Copy out all the records, word for word.

* BEGIN *

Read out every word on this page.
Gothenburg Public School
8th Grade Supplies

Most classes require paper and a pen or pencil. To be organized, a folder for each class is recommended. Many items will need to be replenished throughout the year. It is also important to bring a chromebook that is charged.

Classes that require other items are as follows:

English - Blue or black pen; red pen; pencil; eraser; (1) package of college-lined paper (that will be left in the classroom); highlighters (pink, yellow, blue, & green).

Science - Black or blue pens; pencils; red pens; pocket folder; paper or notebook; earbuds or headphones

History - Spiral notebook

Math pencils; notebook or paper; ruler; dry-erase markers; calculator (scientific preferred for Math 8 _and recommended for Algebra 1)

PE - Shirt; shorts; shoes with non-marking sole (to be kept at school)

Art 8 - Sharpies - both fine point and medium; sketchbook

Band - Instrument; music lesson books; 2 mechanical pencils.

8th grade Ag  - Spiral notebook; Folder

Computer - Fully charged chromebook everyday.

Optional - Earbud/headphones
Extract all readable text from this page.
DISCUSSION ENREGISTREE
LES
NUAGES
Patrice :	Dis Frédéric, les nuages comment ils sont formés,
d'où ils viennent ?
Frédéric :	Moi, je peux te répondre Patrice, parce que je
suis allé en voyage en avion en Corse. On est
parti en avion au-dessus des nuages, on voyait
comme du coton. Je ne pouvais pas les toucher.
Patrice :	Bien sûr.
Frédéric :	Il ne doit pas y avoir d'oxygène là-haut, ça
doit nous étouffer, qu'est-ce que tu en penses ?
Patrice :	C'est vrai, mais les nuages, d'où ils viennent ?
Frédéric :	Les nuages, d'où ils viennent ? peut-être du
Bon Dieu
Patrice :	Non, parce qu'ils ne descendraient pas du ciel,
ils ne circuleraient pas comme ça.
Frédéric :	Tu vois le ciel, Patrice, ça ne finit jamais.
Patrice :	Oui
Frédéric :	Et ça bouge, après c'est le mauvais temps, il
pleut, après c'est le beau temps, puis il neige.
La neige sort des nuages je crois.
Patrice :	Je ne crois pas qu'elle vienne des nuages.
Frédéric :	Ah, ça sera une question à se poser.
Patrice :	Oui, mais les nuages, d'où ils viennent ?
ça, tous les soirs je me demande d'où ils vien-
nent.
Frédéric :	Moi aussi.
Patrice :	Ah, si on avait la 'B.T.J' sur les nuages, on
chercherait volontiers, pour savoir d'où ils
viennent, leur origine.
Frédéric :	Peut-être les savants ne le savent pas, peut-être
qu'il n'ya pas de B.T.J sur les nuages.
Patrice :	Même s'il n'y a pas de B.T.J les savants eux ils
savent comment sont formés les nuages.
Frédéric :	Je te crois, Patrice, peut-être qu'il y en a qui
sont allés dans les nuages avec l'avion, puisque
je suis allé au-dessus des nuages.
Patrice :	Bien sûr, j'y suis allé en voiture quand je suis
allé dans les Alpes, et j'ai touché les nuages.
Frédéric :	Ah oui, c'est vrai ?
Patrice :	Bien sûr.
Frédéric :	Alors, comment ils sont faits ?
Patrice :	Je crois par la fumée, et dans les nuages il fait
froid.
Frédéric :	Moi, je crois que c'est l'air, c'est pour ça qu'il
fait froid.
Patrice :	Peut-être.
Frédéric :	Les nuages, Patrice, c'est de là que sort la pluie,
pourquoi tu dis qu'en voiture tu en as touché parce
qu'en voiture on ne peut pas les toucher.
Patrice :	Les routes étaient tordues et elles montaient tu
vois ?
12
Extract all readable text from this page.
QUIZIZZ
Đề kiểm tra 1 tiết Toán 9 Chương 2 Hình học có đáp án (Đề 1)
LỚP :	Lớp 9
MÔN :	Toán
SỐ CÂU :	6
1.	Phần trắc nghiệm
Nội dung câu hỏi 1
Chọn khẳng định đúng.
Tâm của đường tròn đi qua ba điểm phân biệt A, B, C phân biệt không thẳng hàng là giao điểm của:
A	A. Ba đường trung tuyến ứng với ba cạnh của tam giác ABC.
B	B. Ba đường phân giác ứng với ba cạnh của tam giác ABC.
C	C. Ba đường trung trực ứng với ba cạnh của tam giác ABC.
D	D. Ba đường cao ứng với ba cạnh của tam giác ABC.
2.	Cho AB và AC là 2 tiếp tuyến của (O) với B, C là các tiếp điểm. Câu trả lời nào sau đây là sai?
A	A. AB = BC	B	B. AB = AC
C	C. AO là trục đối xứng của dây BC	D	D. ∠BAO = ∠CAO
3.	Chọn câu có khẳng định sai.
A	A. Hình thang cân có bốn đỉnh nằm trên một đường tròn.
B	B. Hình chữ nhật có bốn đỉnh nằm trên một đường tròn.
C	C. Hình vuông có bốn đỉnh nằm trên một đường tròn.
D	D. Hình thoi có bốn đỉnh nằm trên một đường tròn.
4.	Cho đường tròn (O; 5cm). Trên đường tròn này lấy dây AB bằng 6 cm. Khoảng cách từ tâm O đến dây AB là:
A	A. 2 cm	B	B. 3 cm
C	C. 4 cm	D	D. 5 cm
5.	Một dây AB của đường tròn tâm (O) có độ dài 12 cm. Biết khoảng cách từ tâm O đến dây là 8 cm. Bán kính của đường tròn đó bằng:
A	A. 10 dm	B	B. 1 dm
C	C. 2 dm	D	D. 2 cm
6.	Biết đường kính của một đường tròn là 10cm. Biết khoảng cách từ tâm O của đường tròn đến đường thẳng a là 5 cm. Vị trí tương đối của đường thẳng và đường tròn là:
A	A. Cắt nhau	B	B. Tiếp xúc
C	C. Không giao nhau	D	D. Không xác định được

* END *

■ RESPONSE BELOW ■
Read out every word on this page.
Gothenburg Public School
8th Grade Supplies

Most classes require paper and a pen or pencil. To be organized, a folder for each class is recommended. Many items will need to be replenished throughout the year. It is also important to bring a chromebook that is charged.

Classes that require other items are as follows:

English - Blue or black pen; red pen; pencil; eraser; (1) package of college-lined paper (that will be left in the classroom); highlighters (pink, yellow, blue, & green).

Science - Black or blue pens; pencils; red pens; pocket folder; paper or notebook; earbuds or headphones

History - Spiral notebook

Math pencils; notebook or paper; ruler; dry-erase markers; calculator (scientific preferred for Math 8 _and recommended for Algebra 1)

PE - Shirt; shorts; shoes with non-marking sole (to be kept at school)

Art 8 - Sharpies - both fine point and medium; sketchbook

Band - Instrument; music lesson books; 2 mechanical pencils.

8th grade Ag  - Spiral notebook; Folder

Computer - Fully charged chromebook everyday.

Optional - Earbud/headphones
Extract all readable text from this page.
DISCUSSION ENREGISTREE
LES
NUAGES
Patrice :	Dis Frédéric, les nuages comment ils sont formés,
d'où ils viennent ?
Frédéric :	Moi, je peux te répondre Patrice, parce que je
suis allé en voyage en avion en Corse. On est
parti en avion au-dessus des nuages, on voyait
comme du coton. Je ne pouvais pas les toucher.
Patrice :	Bien sûr.
Frédéric :	Il ne doit pas y avoir d'oxygène là-haut, ça
doit nous étouffer, qu'est-ce que tu en penses ?
Patrice :	C'est vrai, mais les nuages, d'où ils viennent ?
Frédéric :	Les nuages, d'où ils viennent ? peut-être du
Bon Dieu
Patrice :	Non, parce qu'ils ne descendraient pas du ciel,
ils ne circuleraient pas comme ça.
Frédéric :	Tu vois le ciel, Patrice, ça ne finit jamais.
Patrice :	Oui
Frédéric :	Et ça bouge, après c'est le mauvais temps, il
pleut, après c'est le beau temps, puis il neige.
La neige sort des nuages je crois.
Patrice :	Je ne crois pas qu'elle vienne des nuages.
Frédéric :	Ah, ça sera une question à se poser.
Patrice :	Oui, mais les nuages, d'où ils viennent ?
ça, tous les soirs je me demande d'où ils vien-
nent.
Frédéric :	Moi aussi.
Patrice :	Ah, si on avait la 'B.T.J' sur les nuages, on
chercherait volontiers, pour savoir d'où ils
viennent, leur origine.
Frédéric :	Peut-être les savants ne le savent pas, peut-être
qu'il n'ya pas de B.T.J sur les nuages.
Patrice :	Même s'il n'y a pas de B.T.J les savants eux ils
savent comment sont formés les nuages.
Frédéric :	Je te crois, Patrice, peut-être qu'il y en a qui
sont allés dans les nuages avec l'avion, puisque
je suis allé au-dessus des nuages.
Patrice :	Bien sûr, j'y suis allé en voiture quand je suis
allé dans les Alpes, et j'ai touché les nuages.
Frédéric :	Ah oui, c'est vrai ?
Patrice :	Bien sûr.
Frédéric :	Alors, comment ils sont faits ?
Patrice :	Je crois par la fumée, et dans les nuages il fait
froid.
Frédéric :	Moi, je crois que c'est l'air, c'est pour ça qu'il
fait froid.
Patrice :	Peut-être.
Frédéric :	Les nuages, Patrice, c'est de là que sort la pluie,
pourquoi tu dis qu'en voiture tu en as touché parce
qu'en voiture on ne peut pas les toucher.
Patrice :	Les routes étaient tordues et elles montaient tu
vois ?
12
Extract all readable text from this page.
QUIZIZZ
Đề kiểm tra 1 tiết Toán 9 Chương 2 Hình học có đáp án (Đề 1)
LỚP :	Lớp 9
MÔN :	Toán
SỐ CÂU :	6
1.	Phần trắc nghiệm
Nội dung câu hỏi 1
Chọn khẳng định đúng.
Tâm của đường tròn đi qua ba điểm phân biệt A, B, C phân biệt không thẳng hàng là giao điểm của:
A	A. Ba đường trung tuyến ứng với ba cạnh của tam giác ABC.
B	B. Ba đường phân giác ứng với ba cạnh của tam giác ABC.
C	C. Ba đường trung trực ứng với ba cạnh của tam giác ABC.
D	D. Ba đường cao ứng với ba cạnh của tam giác ABC.
2.	Cho AB và AC là 2 tiếp tuyến của (O) với B, C là các tiếp điểm. Câu trả lời nào sau đây là sai?
A	A. AB = BC	B	B. AB = AC
C	C. AO là trục đối xứng của dây BC	D	D. ∠BAO = ∠CAO
3.	Chọn câu có khẳng định sai.
A	A. Hình thang cân có bốn đỉnh nằm trên một đường tròn.
B	B. Hình chữ nhật có bốn đỉnh nằm trên một đường tròn.
C	C. Hình vuông có bốn đỉnh nằm trên một đường tròn.
D	D. Hình thoi có bốn đỉnh nằm trên một đường tròn.
4.	Cho đường tròn (O; 5cm). Trên đường tròn này lấy dây AB bằng 6 cm. Khoảng cách từ tâm O đến dây AB là:
A	A. 2 cm	B	B. 3 cm
C	C. 4 cm	D	D. 5 cm
5.	Một dây AB của đường tròn tâm (O) có độ dài 12 cm. Biết khoảng cách từ tâm O đến dây là 8 cm. Bán kính của đường tròn đó bằng:
A	A. 10 dm	B	B. 1 dm
C	C. 2 dm	D	D. 2 cm
6.	Biết đường kính của một đường tròn là 10cm. Biết khoảng cách từ tâm O của đường tròn đến đường thẳng a là 5 cm. Vị trí tương đối của đường thẳng và đường tròn là:
A	A. Cắt nhau	B	B. Tiếp xúc
C	C. Không giao nhau	D	D. Không xác định được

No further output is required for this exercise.